Problem: The records that follow must be reproduced in full, exactly as written.

Records from a collection
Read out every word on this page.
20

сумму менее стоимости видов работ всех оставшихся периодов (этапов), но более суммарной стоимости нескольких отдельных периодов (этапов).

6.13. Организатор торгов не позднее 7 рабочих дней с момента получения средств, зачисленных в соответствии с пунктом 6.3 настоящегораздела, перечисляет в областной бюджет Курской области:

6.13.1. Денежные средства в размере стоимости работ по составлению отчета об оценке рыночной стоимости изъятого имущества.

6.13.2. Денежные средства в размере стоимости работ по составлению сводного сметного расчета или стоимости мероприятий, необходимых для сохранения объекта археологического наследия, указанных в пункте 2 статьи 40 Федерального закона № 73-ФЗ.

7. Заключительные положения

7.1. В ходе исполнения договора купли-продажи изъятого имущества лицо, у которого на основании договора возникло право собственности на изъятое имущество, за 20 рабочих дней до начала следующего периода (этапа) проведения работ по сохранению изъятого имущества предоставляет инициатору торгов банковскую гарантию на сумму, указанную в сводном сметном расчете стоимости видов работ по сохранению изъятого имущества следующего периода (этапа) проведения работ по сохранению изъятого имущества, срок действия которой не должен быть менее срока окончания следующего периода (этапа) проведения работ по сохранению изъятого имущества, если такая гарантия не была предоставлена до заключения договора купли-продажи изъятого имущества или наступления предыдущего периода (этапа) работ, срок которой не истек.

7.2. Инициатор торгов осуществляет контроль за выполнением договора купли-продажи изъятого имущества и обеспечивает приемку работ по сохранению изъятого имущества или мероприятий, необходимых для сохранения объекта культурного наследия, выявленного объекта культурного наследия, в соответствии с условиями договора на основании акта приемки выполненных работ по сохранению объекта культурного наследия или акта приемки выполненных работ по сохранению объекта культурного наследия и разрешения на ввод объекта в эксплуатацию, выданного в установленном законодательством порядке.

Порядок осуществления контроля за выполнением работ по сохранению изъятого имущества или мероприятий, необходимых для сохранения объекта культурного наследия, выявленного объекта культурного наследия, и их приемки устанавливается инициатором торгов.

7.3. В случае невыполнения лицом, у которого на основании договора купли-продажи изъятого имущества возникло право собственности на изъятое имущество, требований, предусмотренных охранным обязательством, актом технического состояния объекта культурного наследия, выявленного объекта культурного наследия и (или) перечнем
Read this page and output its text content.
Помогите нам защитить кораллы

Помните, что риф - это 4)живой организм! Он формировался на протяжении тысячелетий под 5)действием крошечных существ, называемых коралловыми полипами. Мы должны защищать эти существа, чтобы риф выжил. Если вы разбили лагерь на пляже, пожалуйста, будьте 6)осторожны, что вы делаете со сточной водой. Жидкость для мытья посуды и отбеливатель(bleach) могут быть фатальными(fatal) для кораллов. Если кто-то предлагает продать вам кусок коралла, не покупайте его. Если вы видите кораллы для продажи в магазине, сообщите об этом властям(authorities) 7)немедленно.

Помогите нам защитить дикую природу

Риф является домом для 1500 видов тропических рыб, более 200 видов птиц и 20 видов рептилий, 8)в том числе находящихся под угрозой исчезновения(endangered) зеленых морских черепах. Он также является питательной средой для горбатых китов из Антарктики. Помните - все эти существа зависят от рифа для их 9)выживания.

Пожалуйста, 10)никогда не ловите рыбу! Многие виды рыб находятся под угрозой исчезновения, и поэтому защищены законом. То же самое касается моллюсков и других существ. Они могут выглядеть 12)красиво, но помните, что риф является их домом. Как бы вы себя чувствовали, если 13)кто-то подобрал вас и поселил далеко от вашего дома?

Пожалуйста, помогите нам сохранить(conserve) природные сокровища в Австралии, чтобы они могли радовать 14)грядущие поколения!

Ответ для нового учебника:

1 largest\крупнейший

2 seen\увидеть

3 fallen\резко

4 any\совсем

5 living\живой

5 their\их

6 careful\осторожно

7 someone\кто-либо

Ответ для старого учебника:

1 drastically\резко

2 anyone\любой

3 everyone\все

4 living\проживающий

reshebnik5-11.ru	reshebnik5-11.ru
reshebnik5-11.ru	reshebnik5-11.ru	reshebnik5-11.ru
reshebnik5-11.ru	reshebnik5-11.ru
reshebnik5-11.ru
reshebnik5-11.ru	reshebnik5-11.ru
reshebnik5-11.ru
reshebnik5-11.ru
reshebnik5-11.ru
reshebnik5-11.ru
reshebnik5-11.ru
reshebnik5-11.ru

Exercise solution:
Read out every word on this page.
20

сумму менее стоимости видов работ всех оставшихся периодов (этапов), но более суммарной стоимости нескольких отдельных периодов (этапов).

6.13. Организатор торгов не позднее 7 рабочих дней с момента получения средств, зачисленных в соответствии с пунктом 6.3 настоящегораздела, перечисляет в областной бюджет Курской области:

6.13.1. Денежные средства в размере стоимости работ по составлению отчета об оценке рыночной стоимости изъятого имущества.

6.13.2. Денежные средства в размере стоимости работ по составлению сводного сметного расчета или стоимости мероприятий, необходимых для сохранения объекта археологического наследия, указанных в пункте 2 статьи 40 Федерального закона № 73-ФЗ.

7. Заключительные положения

7.1. В ходе исполнения договора купли-продажи изъятого имущества лицо, у которого на основании договора возникло право собственности на изъятое имущество, за 20 рабочих дней до начала следующего периода (этапа) проведения работ по сохранению изъятого имущества предоставляет инициатору торгов банковскую гарантию на сумму, указанную в сводном сметном расчете стоимости видов работ по сохранению изъятого имущества следующего периода (этапа) проведения работ по сохранению изъятого имущества, срок действия которой не должен быть менее срока окончания следующего периода (этапа) проведения работ по сохранению изъятого имущества, если такая гарантия не была предоставлена до заключения договора купли-продажи изъятого имущества или наступления предыдущего периода (этапа) работ, срок которой не истек.

7.2. Инициатор торгов осуществляет контроль за выполнением договора купли-продажи изъятого имущества и обеспечивает приемку работ по сохранению изъятого имущества или мероприятий, необходимых для сохранения объекта культурного наследия, выявленного объекта культурного наследия, в соответствии с условиями договора на основании акта приемки выполненных работ по сохранению объекта культурного наследия или акта приемки выполненных работ по сохранению объекта культурного наследия и разрешения на ввод объекта в эксплуатацию, выданного в установленном законодательством порядке.

Порядок осуществления контроля за выполнением работ по сохранению изъятого имущества или мероприятий, необходимых для сохранения объекта культурного наследия, выявленного объекта культурного наследия, и их приемки устанавливается инициатором торгов.

7.3. В случае невыполнения лицом, у которого на основании договора купли-продажи изъятого имущества возникло право собственности на изъятое имущество, требований, предусмотренных охранным обязательством, актом технического состояния объекта культурного наследия, выявленного объекта культурного наследия и (или) перечнем
Read this page and output its text content.
Помогите нам защитить кораллы

Помните, что риф - это 4)живой организм! Он формировался на протяжении тысячелетий под 5)действием крошечных существ, называемых коралловыми полипами. Мы должны защищать эти существа, чтобы риф выжил. Если вы разбили лагерь на пляже, пожалуйста, будьте 6)осторожны, что вы делаете со сточной водой. Жидкость для мытья посуды и отбеливатель(bleach) могут быть фатальными(fatal) для кораллов. Если кто-то предлагает продать вам кусок коралла, не покупайте его. Если вы видите кораллы для продажи в магазине, сообщите об этом властям(authorities) 7)немедленно.

Помогите нам защитить дикую природу

Риф является домом для 1500 видов тропических рыб, более 200 видов птиц и 20 видов рептилий, 8)в том числе находящихся под угрозой исчезновения(endangered) зеленых морских черепах. Он также является питательной средой для горбатых китов из Антарктики. Помните - все эти существа зависят от рифа для их 9)выживания.

Пожалуйста, 10)никогда не ловите рыбу! Многие виды рыб находятся под угрозой исчезновения, и поэтому защищены законом. То же самое касается моллюсков и других существ. Они могут выглядеть 12)красиво, но помните, что риф является их домом. Как бы вы себя чувствовали, если 13)кто-то подобрал вас и поселил далеко от вашего дома?

Пожалуйста, помогите нам сохранить(conserve) природные сокровища в Австралии, чтобы они могли радовать 14)грядущие поколения!

Ответ для нового учебника:

1 largest\крупнейший

2 seen\увидеть

3 fallen\резко

4 any\совсем

5 living\живой

5 their\их

6 careful\осторожно

7 someone\кто-либо

Ответ для старого учебника:

1 drastically\резко

2 anyone\любой

3 everyone\все

4 living\проживающий

reshebnik5-11.ru	reshebnik5-11.ru
reshebnik5-11.ru	reshebnik5-11.ru	reshebnik5-11.ru
reshebnik5-11.ru	reshebnik5-11.ru
reshebnik5-11.ru
reshebnik5-11.ru	reshebnik5-11.ru
reshebnik5-11.ru
reshebnik5-11.ru
reshebnik5-11.ru
reshebnik5-11.ru
reshebnik5-11.ru
reshebnik5-11.ru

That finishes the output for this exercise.